Work instructions
Gather every line from the entries below that includes "болғандар".

Start

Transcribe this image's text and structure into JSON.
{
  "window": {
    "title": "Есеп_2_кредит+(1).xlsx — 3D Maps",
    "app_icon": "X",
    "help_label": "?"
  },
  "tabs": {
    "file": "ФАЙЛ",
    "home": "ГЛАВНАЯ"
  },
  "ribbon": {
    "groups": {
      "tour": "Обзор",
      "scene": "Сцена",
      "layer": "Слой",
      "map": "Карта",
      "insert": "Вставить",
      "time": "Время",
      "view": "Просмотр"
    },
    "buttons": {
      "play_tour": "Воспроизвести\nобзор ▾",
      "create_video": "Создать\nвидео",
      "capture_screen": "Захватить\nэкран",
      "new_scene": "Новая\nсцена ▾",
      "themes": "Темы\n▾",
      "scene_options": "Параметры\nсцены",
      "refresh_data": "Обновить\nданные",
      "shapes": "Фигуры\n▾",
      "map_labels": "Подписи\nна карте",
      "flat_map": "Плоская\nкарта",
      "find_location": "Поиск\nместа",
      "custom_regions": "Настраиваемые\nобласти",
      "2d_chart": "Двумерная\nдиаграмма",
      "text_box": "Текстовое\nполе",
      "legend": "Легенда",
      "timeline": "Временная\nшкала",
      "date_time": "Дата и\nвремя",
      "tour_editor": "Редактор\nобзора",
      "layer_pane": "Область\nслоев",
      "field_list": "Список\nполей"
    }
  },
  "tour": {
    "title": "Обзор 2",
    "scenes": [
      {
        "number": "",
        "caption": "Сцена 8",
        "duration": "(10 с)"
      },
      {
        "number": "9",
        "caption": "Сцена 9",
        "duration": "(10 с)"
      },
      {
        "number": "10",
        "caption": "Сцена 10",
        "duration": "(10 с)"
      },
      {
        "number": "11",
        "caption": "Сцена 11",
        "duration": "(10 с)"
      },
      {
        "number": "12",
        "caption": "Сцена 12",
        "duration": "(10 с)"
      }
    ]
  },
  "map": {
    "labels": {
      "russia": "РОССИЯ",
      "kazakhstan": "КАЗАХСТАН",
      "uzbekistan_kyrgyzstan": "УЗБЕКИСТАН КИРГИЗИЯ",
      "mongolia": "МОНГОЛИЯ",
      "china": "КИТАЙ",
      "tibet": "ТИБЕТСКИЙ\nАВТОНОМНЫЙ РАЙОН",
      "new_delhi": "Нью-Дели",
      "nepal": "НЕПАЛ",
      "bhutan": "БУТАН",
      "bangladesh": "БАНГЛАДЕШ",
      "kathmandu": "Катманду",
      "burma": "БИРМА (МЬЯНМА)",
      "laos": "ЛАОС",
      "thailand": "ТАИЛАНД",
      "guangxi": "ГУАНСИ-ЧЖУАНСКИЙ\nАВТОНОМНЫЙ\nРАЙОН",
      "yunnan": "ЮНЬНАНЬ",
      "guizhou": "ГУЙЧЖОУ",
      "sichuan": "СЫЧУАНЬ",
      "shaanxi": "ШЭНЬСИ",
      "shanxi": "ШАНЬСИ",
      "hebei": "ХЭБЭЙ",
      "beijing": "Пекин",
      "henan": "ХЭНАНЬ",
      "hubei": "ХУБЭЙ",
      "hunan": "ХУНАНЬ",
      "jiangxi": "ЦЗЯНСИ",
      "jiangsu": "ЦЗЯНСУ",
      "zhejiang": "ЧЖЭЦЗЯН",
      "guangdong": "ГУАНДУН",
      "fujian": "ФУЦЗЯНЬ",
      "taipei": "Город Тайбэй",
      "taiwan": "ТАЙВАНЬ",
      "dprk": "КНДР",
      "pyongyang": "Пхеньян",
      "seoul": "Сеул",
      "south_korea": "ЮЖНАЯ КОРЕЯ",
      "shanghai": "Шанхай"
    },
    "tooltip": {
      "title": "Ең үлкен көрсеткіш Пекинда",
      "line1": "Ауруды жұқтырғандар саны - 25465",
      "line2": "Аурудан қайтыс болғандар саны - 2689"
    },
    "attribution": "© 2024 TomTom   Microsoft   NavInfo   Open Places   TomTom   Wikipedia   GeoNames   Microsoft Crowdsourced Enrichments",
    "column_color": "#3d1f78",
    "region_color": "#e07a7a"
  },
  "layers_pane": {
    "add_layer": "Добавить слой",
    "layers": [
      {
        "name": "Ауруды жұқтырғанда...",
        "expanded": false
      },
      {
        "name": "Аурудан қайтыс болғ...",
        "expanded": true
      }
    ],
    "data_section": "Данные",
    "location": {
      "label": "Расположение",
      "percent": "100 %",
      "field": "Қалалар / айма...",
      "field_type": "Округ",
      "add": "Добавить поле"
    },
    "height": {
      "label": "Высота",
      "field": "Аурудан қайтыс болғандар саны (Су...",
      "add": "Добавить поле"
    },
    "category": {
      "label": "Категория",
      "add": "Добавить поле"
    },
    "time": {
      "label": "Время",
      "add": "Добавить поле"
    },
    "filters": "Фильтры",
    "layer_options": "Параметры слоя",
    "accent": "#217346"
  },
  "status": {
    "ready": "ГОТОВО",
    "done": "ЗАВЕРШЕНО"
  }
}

End

The reply
      "line2": "Аурудан қайтыс болғандар саны - 2689"
      "field": "Аурудан қайтыс болғандар саны (Су...",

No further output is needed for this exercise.